> WORK TO COMPLETE
Repeat the listing in full, exactly as it stands.

> SOURCE MATERIAL
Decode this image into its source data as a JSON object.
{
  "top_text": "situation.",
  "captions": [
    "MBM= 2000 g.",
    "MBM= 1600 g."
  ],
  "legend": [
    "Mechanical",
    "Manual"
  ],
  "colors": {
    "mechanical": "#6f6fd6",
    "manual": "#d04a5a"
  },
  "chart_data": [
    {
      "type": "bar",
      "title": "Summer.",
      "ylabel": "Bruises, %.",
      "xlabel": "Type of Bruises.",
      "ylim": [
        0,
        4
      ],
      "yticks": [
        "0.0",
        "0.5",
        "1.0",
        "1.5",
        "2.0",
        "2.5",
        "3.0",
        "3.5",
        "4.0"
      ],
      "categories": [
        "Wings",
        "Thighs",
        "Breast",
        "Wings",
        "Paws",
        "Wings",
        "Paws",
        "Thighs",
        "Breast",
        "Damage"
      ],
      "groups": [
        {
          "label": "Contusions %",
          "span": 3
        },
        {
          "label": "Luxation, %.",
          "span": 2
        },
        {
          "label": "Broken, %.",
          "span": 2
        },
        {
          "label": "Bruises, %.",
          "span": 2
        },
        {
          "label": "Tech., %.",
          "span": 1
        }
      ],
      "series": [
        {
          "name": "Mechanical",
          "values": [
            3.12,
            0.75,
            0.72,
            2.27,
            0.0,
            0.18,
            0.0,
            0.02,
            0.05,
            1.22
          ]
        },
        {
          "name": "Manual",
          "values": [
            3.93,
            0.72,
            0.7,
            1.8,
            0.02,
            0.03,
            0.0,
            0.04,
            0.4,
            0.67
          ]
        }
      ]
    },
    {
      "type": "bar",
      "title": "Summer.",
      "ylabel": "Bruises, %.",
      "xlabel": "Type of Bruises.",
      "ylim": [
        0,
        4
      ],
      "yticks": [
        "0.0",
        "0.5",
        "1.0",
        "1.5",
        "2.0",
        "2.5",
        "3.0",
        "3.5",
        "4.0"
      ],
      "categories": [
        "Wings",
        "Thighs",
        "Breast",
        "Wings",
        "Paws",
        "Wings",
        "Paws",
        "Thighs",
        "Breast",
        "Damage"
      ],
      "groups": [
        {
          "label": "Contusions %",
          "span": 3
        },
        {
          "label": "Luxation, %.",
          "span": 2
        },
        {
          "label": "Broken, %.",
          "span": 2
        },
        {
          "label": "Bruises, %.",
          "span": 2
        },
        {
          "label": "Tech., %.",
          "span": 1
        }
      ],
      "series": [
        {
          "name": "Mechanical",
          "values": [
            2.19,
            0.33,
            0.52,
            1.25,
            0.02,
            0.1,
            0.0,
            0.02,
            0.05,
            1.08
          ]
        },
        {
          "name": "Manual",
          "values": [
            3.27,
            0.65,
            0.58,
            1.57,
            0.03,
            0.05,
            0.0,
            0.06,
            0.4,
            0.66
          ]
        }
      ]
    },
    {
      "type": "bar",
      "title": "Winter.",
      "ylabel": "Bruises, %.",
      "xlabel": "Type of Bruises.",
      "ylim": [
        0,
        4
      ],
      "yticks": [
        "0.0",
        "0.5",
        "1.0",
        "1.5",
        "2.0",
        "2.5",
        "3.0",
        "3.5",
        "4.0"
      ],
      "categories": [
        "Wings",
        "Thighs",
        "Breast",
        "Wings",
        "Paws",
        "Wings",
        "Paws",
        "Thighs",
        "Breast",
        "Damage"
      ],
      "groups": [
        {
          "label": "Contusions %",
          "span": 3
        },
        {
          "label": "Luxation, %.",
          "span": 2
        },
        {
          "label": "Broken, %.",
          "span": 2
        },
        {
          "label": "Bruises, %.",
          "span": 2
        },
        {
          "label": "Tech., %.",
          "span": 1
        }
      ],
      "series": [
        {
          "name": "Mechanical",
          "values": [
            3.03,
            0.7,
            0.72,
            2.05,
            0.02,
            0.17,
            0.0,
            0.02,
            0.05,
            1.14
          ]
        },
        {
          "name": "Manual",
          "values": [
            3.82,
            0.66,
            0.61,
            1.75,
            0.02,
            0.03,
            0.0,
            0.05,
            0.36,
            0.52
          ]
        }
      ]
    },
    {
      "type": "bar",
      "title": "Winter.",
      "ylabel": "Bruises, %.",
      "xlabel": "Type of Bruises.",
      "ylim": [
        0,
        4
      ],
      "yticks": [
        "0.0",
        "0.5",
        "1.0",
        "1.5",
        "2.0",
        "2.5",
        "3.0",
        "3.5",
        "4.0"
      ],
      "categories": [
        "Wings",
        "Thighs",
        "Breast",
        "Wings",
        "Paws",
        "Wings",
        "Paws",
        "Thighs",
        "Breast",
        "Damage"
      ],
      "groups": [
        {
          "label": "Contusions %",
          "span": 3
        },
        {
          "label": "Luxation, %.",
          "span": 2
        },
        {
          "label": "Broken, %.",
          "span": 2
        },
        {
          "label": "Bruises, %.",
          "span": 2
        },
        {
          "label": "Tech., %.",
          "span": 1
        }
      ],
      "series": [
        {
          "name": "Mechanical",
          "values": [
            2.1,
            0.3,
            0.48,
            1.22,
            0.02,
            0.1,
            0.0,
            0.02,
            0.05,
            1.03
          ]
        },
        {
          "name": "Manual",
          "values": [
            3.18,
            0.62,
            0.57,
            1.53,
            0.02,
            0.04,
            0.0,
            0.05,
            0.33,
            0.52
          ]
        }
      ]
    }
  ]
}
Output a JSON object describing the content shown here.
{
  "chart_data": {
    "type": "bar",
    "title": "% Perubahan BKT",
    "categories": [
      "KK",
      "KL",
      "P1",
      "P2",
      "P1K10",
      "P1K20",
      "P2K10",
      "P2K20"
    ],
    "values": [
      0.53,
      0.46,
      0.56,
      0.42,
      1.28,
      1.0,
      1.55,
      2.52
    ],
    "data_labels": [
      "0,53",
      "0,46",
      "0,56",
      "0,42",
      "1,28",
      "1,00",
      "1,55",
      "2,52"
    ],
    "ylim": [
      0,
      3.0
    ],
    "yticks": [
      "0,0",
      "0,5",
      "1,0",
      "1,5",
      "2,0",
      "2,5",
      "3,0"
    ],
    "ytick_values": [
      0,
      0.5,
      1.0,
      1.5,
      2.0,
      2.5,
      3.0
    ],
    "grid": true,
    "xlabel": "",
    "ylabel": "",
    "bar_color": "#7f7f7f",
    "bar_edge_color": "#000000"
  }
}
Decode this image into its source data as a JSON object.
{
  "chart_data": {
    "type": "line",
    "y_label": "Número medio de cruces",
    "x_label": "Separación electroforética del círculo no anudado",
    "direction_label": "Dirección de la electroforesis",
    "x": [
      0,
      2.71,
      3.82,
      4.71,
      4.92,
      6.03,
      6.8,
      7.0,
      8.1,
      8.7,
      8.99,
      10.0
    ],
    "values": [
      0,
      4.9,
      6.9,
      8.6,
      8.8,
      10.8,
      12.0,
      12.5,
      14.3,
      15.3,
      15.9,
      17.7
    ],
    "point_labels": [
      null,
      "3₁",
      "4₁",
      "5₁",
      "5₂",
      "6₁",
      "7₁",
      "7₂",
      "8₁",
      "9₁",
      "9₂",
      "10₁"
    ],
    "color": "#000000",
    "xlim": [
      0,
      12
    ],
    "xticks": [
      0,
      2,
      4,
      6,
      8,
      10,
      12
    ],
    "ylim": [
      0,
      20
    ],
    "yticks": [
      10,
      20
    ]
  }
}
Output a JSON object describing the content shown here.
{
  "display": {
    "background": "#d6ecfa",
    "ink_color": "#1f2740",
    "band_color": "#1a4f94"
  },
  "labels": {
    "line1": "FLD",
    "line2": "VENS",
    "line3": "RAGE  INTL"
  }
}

> THE RESPONSE
Decode this image into its source data as a JSON object.
{
  "top_text": "situation.",
  "captions": [
    "MBM= 2000 g.",
    "MBM= 1600 g."
  ],
  "legend": [
    "Mechanical",
    "Manual"
  ],
  "colors": {
    "mechanical": "#6f6fd6",
    "manual": "#d04a5a"
  },
  "chart_data": [
    {
      "type": "bar",
      "title": "Summer.",
      "ylabel": "Bruises, %.",
      "xlabel": "Type of Bruises.",
      "ylim": [
        0,
        4
      ],
      "yticks": [
        "0.0",
        "0.5",
        "1.0",
        "1.5",
        "2.0",
        "2.5",
        "3.0",
        "3.5",
        "4.0"
      ],
      "categories": [
        "Wings",
        "Thighs",
        "Breast",
        "Wings",
        "Paws",
        "Wings",
        "Paws",
        "Thighs",
        "Breast",
        "Damage"
      ],
      "groups": [
        {
          "label": "Contusions %",
          "span": 3
        },
        {
          "label": "Luxation, %.",
          "span": 2
        },
        {
          "label": "Broken, %.",
          "span": 2
        },
        {
          "label": "Bruises, %.",
          "span": 2
        },
        {
          "label": "Tech., %.",
          "span": 1
        }
      ],
      "series": [
        {
          "name": "Mechanical",
          "values": [
            3.12,
            0.75,
            0.72,
            2.27,
            0.0,
            0.18,
            0.0,
            0.02,
            0.05,
            1.22
          ]
        },
        {
          "name": "Manual",
          "values": [
            3.93,
            0.72,
            0.7,
            1.8,
            0.02,
            0.03,
            0.0,
            0.04,
            0.4,
            0.67
          ]
        }
      ]
    },
    {
      "type": "bar",
      "title": "Summer.",
      "ylabel": "Bruises, %.",
      "xlabel": "Type of Bruises.",
      "ylim": [
        0,
        4
      ],
      "yticks": [
        "0.0",
        "0.5",
        "1.0",
        "1.5",
        "2.0",
        "2.5",
        "3.0",
        "3.5",
        "4.0"
      ],
      "categories": [
        "Wings",
        "Thighs",
        "Breast",
        "Wings",
        "Paws",
        "Wings",
        "Paws",
        "Thighs",
        "Breast",
        "Damage"
      ],
      "groups": [
        {
          "label": "Contusions %",
          "span": 3
        },
        {
          "label": "Luxation, %.",
          "span": 2
        },
        {
          "label": "Broken, %.",
          "span": 2
        },
        {
          "label": "Bruises, %.",
          "span": 2
        },
        {
          "label": "Tech., %.",
          "span": 1
        }
      ],
      "series": [
        {
          "name": "Mechanical",
          "values": [
            2.19,
            0.33,
            0.52,
            1.25,
            0.02,
            0.1,
            0.0,
            0.02,
            0.05,
            1.08
          ]
        },
        {
          "name": "Manual",
          "values": [
            3.27,
            0.65,
            0.58,
            1.57,
            0.03,
            0.05,
            0.0,
            0.06,
            0.4,
            0.66
          ]
        }
      ]
    },
    {
      "type": "bar",
      "title": "Winter.",
      "ylabel": "Bruises, %.",
      "xlabel": "Type of Bruises.",
      "ylim": [
        0,
        4
      ],
      "yticks": [
        "0.0",
        "0.5",
        "1.0",
        "1.5",
        "2.0",
        "2.5",
        "3.0",
        "3.5",
        "4.0"
      ],
      "categories": [
        "Wings",
        "Thighs",
        "Breast",
        "Wings",
        "Paws",
        "Wings",
        "Paws",
        "Thighs",
        "Breast",
        "Damage"
      ],
      "groups": [
        {
          "label": "Contusions %",
          "span": 3
        },
        {
          "label": "Luxation, %.",
          "span": 2
        },
        {
          "label": "Broken, %.",
          "span": 2
        },
        {
          "label": "Bruises, %.",
          "span": 2
        },
        {
          "label": "Tech., %.",
          "span": 1
        }
      ],
      "series": [
        {
          "name": "Mechanical",
          "values": [
            3.03,
            0.7,
            0.72,
            2.05,
            0.02,
            0.17,
            0.0,
            0.02,
            0.05,
            1.14
          ]
        },
        {
          "name": "Manual",
          "values": [
            3.82,
            0.66,
            0.61,
            1.75,
            0.02,
            0.03,
            0.0,
            0.05,
            0.36,
            0.52
          ]
        }
      ]
    },
    {
      "type": "bar",
      "title": "Winter.",
      "ylabel": "Bruises, %.",
      "xlabel": "Type of Bruises.",
      "ylim": [
        0,
        4
      ],
      "yticks": [
        "0.0",
        "0.5",
        "1.0",
        "1.5",
        "2.0",
        "2.5",
        "3.0",
        "3.5",
        "4.0"
      ],
      "categories": [
        "Wings",
        "Thighs",
        "Breast",
        "Wings",
        "Paws",
        "Wings",
        "Paws",
        "Thighs",
        "Breast",
        "Damage"
      ],
      "groups": [
        {
          "label": "Contusions %",
          "span": 3
        },
        {
          "label": "Luxation, %.",
          "span": 2
        },
        {
          "label": "Broken, %.",
          "span": 2
        },
        {
          "label": "Bruises, %.",
          "span": 2
        },
        {
          "label": "Tech., %.",
          "span": 1
        }
      ],
      "series": [
        {
          "name": "Mechanical",
          "values": [
            2.1,
            0.3,
            0.48,
            1.22,
            0.02,
            0.1,
            0.0,
            0.02,
            0.05,
            1.03
          ]
        },
        {
          "name": "Manual",
          "values": [
            3.18,
            0.62,
            0.57,
            1.53,
            0.02,
            0.04,
            0.0,
            0.05,
            0.33,
            0.52
          ]
        }
      ]
    }
  ]
}
Output a JSON object describing the content shown here.
{
  "chart_data": {
    "type": "bar",
    "title": "% Perubahan BKT",
    "categories": [
      "KK",
      "KL",
      "P1",
      "P2",
      "P1K10",
      "P1K20",
      "P2K10",
      "P2K20"
    ],
    "values": [
      0.53,
      0.46,
      0.56,
      0.42,
      1.28,
      1.0,
      1.55,
      2.52
    ],
    "data_labels": [
      "0,53",
      "0,46",
      "0,56",
      "0,42",
      "1,28",
      "1,00",
      "1,55",
      "2,52"
    ],
    "ylim": [
      0,
      3.0
    ],
    "yticks": [
      "0,0",
      "0,5",
      "1,0",
      "1,5",
      "2,0",
      "2,5",
      "3,0"
    ],
    "ytick_values": [
      0,
      0.5,
      1.0,
      1.5,
      2.0,
      2.5,
      3.0
    ],
    "grid": true,
    "xlabel": "",
    "ylabel": "",
    "bar_color": "#7f7f7f",
    "bar_edge_color": "#000000"
  }
}
Decode this image into its source data as a JSON object.
{
  "chart_data": {
    "type": "line",
    "y_label": "Número medio de cruces",
    "x_label": "Separación electroforética del círculo no anudado",
    "direction_label": "Dirección de la electroforesis",
    "x": [
      0,
      2.71,
      3.82,
      4.71,
      4.92,
      6.03,
      6.8,
      7.0,
      8.1,
      8.7,
      8.99,
      10.0
    ],
    "values": [
      0,
      4.9,
      6.9,
      8.6,
      8.8,
      10.8,
      12.0,
      12.5,
      14.3,
      15.3,
      15.9,
      17.7
    ],
    "point_labels": [
      null,
      "3₁",
      "4₁",
      "5₁",
      "5₂",
      "6₁",
      "7₁",
      "7₂",
      "8₁",
      "9₁",
      "9₂",
      "10₁"
    ],
    "color": "#000000",
    "xlim": [
      0,
      12
    ],
    "xticks": [
      0,
      2,
      4,
      6,
      8,
      10,
      12
    ],
    "ylim": [
      0,
      20
    ],
    "yticks": [
      10,
      20
    ]
  }
}
Output a JSON object describing the content shown here.
{
  "display": {
    "background": "#d6ecfa",
    "ink_color": "#1f2740",
    "band_color": "#1a4f94"
  },
  "labels": {
    "line1": "FLD",
    "line2": "VENS",
    "line3": "RAGE  INTL"
  }
}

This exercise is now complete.